▸ **EXERCISE BRIEF**:
Give the data again, word for word.

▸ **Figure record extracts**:
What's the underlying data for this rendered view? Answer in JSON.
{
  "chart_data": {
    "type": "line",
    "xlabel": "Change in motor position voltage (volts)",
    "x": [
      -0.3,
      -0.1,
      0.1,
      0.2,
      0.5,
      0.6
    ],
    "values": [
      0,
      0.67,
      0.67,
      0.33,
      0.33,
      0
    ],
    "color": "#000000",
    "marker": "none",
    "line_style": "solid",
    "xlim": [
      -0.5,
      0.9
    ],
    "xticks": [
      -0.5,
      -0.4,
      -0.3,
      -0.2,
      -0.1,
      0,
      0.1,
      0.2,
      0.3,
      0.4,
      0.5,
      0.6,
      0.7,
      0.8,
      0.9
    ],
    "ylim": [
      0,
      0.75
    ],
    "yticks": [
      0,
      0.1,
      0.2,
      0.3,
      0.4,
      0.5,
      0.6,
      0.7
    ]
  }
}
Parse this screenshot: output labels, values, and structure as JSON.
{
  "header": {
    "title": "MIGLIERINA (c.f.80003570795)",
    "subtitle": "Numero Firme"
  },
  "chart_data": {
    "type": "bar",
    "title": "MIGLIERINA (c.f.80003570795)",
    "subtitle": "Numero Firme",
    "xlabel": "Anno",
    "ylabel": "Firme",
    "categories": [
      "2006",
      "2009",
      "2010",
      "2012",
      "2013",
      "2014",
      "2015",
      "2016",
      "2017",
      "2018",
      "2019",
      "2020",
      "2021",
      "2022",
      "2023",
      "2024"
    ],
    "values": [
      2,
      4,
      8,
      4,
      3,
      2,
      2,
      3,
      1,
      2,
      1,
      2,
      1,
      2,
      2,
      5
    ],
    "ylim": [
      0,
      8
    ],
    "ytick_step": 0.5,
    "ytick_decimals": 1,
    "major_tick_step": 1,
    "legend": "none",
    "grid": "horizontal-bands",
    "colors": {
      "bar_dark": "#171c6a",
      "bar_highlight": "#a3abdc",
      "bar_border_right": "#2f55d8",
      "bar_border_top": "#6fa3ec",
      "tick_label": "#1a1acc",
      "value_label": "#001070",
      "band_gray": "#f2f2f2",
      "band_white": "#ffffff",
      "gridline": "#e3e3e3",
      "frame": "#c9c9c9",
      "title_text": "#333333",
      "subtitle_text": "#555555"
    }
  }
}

▸ **EXERCISE ANSWER**:
What's the underlying data for this rendered view? Answer in JSON.
{
  "chart_data": {
    "type": "line",
    "xlabel": "Change in motor position voltage (volts)",
    "x": [
      -0.3,
      -0.1,
      0.1,
      0.2,
      0.5,
      0.6
    ],
    "values": [
      0,
      0.67,
      0.67,
      0.33,
      0.33,
      0
    ],
    "color": "#000000",
    "marker": "none",
    "line_style": "solid",
    "xlim": [
      -0.5,
      0.9
    ],
    "xticks": [
      -0.5,
      -0.4,
      -0.3,
      -0.2,
      -0.1,
      0,
      0.1,
      0.2,
      0.3,
      0.4,
      0.5,
      0.6,
      0.7,
      0.8,
      0.9
    ],
    "ylim": [
      0,
      0.75
    ],
    "yticks": [
      0,
      0.1,
      0.2,
      0.3,
      0.4,
      0.5,
      0.6,
      0.7
    ]
  }
}
Parse this screenshot: output labels, values, and structure as JSON.
{
  "header": {
    "title": "MIGLIERINA (c.f.80003570795)",
    "subtitle": "Numero Firme"
  },
  "chart_data": {
    "type": "bar",
    "title": "MIGLIERINA (c.f.80003570795)",
    "subtitle": "Numero Firme",
    "xlabel": "Anno",
    "ylabel": "Firme",
    "categories": [
      "2006",
      "2009",
      "2010",
      "2012",
      "2013",
      "2014",
      "2015",
      "2016",
      "2017",
      "2018",
      "2019",
      "2020",
      "2021",
      "2022",
      "2023",
      "2024"
    ],
    "values": [
      2,
      4,
      8,
      4,
      3,
      2,
      2,
      3,
      1,
      2,
      1,
      2,
      1,
      2,
      2,
      5
    ],
    "ylim": [
      0,
      8
    ],
    "ytick_step": 0.5,
    "ytick_decimals": 1,
    "major_tick_step": 1,
    "legend": "none",
    "grid": "horizontal-bands",
    "colors": {
      "bar_dark": "#171c6a",
      "bar_highlight": "#a3abdc",
      "bar_border_right": "#2f55d8",
      "bar_border_top": "#6fa3ec",
      "tick_label": "#1a1acc",
      "value_label": "#001070",
      "band_gray": "#f2f2f2",
      "band_white": "#ffffff",
      "gridline": "#e3e3e3",
      "frame": "#c9c9c9",
      "title_text": "#333333",
      "subtitle_text": "#555555"
    }
  }
}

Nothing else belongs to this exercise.